Task directions: The records follow. Give them all back exactly.

Segment Start: Supplied records

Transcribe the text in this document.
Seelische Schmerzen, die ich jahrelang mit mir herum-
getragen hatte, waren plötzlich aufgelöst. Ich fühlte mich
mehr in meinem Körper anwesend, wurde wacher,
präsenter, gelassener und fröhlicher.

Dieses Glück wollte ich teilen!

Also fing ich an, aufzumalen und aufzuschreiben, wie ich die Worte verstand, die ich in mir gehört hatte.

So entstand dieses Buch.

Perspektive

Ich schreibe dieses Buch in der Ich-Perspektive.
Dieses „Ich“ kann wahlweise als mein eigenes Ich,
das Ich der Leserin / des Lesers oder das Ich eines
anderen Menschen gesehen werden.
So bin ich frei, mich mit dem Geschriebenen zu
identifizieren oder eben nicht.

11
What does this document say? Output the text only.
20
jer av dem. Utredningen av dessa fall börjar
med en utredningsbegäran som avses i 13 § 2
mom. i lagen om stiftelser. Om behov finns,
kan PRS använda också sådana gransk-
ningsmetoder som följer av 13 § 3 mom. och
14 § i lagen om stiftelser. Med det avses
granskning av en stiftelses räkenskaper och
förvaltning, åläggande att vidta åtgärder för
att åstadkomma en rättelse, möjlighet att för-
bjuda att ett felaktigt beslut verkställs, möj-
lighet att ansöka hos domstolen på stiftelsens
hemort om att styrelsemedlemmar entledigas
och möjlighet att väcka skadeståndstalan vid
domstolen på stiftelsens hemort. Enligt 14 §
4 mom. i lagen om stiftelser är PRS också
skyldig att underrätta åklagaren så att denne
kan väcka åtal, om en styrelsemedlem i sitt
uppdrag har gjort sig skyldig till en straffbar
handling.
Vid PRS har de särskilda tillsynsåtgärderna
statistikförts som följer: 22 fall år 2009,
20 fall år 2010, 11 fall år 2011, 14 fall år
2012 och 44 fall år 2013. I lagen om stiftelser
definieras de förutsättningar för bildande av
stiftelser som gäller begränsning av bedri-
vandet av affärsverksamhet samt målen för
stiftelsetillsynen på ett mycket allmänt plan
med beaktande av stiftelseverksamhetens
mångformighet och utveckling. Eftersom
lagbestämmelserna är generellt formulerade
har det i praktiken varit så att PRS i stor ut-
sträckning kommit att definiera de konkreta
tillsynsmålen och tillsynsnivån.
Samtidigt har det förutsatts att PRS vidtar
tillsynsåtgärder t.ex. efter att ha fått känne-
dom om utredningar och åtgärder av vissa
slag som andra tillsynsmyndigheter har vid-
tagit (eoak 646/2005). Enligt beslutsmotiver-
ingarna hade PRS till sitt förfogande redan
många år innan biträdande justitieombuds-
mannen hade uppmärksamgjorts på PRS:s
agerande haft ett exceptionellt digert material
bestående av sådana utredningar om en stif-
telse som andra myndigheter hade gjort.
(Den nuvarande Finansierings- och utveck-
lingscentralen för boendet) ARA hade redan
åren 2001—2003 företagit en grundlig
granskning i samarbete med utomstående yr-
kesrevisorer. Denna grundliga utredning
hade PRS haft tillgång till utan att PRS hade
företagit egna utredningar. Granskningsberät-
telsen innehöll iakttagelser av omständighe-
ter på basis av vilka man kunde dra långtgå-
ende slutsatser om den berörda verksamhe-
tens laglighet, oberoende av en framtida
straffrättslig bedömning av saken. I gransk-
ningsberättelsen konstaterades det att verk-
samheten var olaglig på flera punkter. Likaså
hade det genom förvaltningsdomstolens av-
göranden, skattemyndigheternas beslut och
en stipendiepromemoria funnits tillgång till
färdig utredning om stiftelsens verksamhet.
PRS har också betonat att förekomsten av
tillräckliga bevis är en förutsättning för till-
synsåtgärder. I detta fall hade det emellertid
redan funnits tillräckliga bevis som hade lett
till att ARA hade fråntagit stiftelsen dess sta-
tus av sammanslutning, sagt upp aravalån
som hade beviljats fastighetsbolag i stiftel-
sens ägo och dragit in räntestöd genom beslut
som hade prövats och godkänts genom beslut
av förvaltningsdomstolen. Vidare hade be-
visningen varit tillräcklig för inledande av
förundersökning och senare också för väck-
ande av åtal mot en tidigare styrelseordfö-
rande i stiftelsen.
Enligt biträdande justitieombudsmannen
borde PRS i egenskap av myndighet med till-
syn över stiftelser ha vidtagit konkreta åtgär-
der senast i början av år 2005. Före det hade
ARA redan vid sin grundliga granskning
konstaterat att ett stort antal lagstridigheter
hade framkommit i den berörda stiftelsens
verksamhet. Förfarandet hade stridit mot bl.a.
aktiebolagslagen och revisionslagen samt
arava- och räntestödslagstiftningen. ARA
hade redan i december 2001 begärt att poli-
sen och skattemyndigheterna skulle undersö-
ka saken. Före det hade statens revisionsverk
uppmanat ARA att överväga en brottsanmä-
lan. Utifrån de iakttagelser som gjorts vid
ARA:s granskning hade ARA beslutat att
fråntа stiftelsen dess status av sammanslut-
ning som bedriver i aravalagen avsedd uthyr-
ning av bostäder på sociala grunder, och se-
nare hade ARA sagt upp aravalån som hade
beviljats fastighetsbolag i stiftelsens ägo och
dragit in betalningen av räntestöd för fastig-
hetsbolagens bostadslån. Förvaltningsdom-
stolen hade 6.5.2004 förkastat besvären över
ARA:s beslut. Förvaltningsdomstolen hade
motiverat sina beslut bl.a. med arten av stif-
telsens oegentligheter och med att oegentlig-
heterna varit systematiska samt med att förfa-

Segment End: Supplied records

Response for this exercise:
Transcribe the text in this document.
Seelische Schmerzen, die ich jahrelang mit mir herum-
getragen hatte, waren plötzlich aufgelöst. Ich fühlte mich
mehr in meinem Körper anwesend, wurde wacher,
präsenter, gelassener und fröhlicher.

Dieses Glück wollte ich teilen!

Also fing ich an, aufzumalen und aufzuschreiben, wie ich die Worte verstand, die ich in mir gehört hatte.

So entstand dieses Buch.

Perspektive

Ich schreibe dieses Buch in der Ich-Perspektive.
Dieses „Ich“ kann wahlweise als mein eigenes Ich,
das Ich der Leserin / des Lesers oder das Ich eines
anderen Menschen gesehen werden.
So bin ich frei, mich mit dem Geschriebenen zu
identifizieren oder eben nicht.

11
What does this document say? Output the text only.
20
jer av dem. Utredningen av dessa fall börjar
med en utredningsbegäran som avses i 13 § 2
mom. i lagen om stiftelser. Om behov finns,
kan PRS använda också sådana gransk-
ningsmetoder som följer av 13 § 3 mom. och
14 § i lagen om stiftelser. Med det avses
granskning av en stiftelses räkenskaper och
förvaltning, åläggande att vidta åtgärder för
att åstadkomma en rättelse, möjlighet att för-
bjuda att ett felaktigt beslut verkställs, möj-
lighet att ansöka hos domstolen på stiftelsens
hemort om att styrelsemedlemmar entledigas
och möjlighet att väcka skadeståndstalan vid
domstolen på stiftelsens hemort. Enligt 14 §
4 mom. i lagen om stiftelser är PRS också
skyldig att underrätta åklagaren så att denne
kan väcka åtal, om en styrelsemedlem i sitt
uppdrag har gjort sig skyldig till en straffbar
handling.
Vid PRS har de särskilda tillsynsåtgärderna
statistikförts som följer: 22 fall år 2009,
20 fall år 2010, 11 fall år 2011, 14 fall år
2012 och 44 fall år 2013. I lagen om stiftelser
definieras de förutsättningar för bildande av
stiftelser som gäller begränsning av bedri-
vandet av affärsverksamhet samt målen för
stiftelsetillsynen på ett mycket allmänt plan
med beaktande av stiftelseverksamhetens
mångformighet och utveckling. Eftersom
lagbestämmelserna är generellt formulerade
har det i praktiken varit så att PRS i stor ut-
sträckning kommit att definiera de konkreta
tillsynsmålen och tillsynsnivån.
Samtidigt har det förutsatts att PRS vidtar
tillsynsåtgärder t.ex. efter att ha fått känne-
dom om utredningar och åtgärder av vissa
slag som andra tillsynsmyndigheter har vid-
tagit (eoak 646/2005). Enligt beslutsmotiver-
ingarna hade PRS till sitt förfogande redan
många år innan biträdande justitieombuds-
mannen hade uppmärksamgjorts på PRS:s
agerande haft ett exceptionellt digert material
bestående av sådana utredningar om en stif-
telse som andra myndigheter hade gjort.
(Den nuvarande Finansierings- och utveck-
lingscentralen för boendet) ARA hade redan
åren 2001—2003 företagit en grundlig
granskning i samarbete med utomstående yr-
kesrevisorer. Denna grundliga utredning
hade PRS haft tillgång till utan att PRS hade
företagit egna utredningar. Granskningsberät-
telsen innehöll iakttagelser av omständighe-
ter på basis av vilka man kunde dra långtgå-
ende slutsatser om den berörda verksamhe-
tens laglighet, oberoende av en framtida
straffrättslig bedömning av saken. I gransk-
ningsberättelsen konstaterades det att verk-
samheten var olaglig på flera punkter. Likaså
hade det genom förvaltningsdomstolens av-
göranden, skattemyndigheternas beslut och
en stipendiepromemoria funnits tillgång till
färdig utredning om stiftelsens verksamhet.
PRS har också betonat att förekomsten av
tillräckliga bevis är en förutsättning för till-
synsåtgärder. I detta fall hade det emellertid
redan funnits tillräckliga bevis som hade lett
till att ARA hade fråntagit stiftelsen dess sta-
tus av sammanslutning, sagt upp aravalån
som hade beviljats fastighetsbolag i stiftel-
sens ägo och dragit in räntestöd genom beslut
som hade prövats och godkänts genom beslut
av förvaltningsdomstolen. Vidare hade be-
visningen varit tillräcklig för inledande av
förundersökning och senare också för väck-
ande av åtal mot en tidigare styrelseordfö-
rande i stiftelsen.
Enligt biträdande justitieombudsmannen
borde PRS i egenskap av myndighet med till-
syn över stiftelser ha vidtagit konkreta åtgär-
der senast i början av år 2005. Före det hade
ARA redan vid sin grundliga granskning
konstaterat att ett stort antal lagstridigheter
hade framkommit i den berörda stiftelsens
verksamhet. Förfarandet hade stridit mot bl.a.
aktiebolagslagen och revisionslagen samt
arava- och räntestödslagstiftningen. ARA
hade redan i december 2001 begärt att poli-
sen och skattemyndigheterna skulle undersö-
ka saken. Före det hade statens revisionsverk
uppmanat ARA att överväga en brottsanmä-
lan. Utifrån de iakttagelser som gjorts vid
ARA:s granskning hade ARA beslutat att
fråntа stiftelsen dess status av sammanslut-
ning som bedriver i aravalagen avsedd uthyr-
ning av bostäder på sociala grunder, och se-
nare hade ARA sagt upp aravalån som hade
beviljats fastighetsbolag i stiftelsens ägo och
dragit in betalningen av räntestöd för fastig-
hetsbolagens bostadslån. Förvaltningsdom-
stolen hade 6.5.2004 förkastat besvären över
ARA:s beslut. Förvaltningsdomstolen hade
motiverat sina beslut bl.a. med arten av stif-
telsens oegentligheter och med att oegentlig-
heterna varit systematiska samt med att förfa-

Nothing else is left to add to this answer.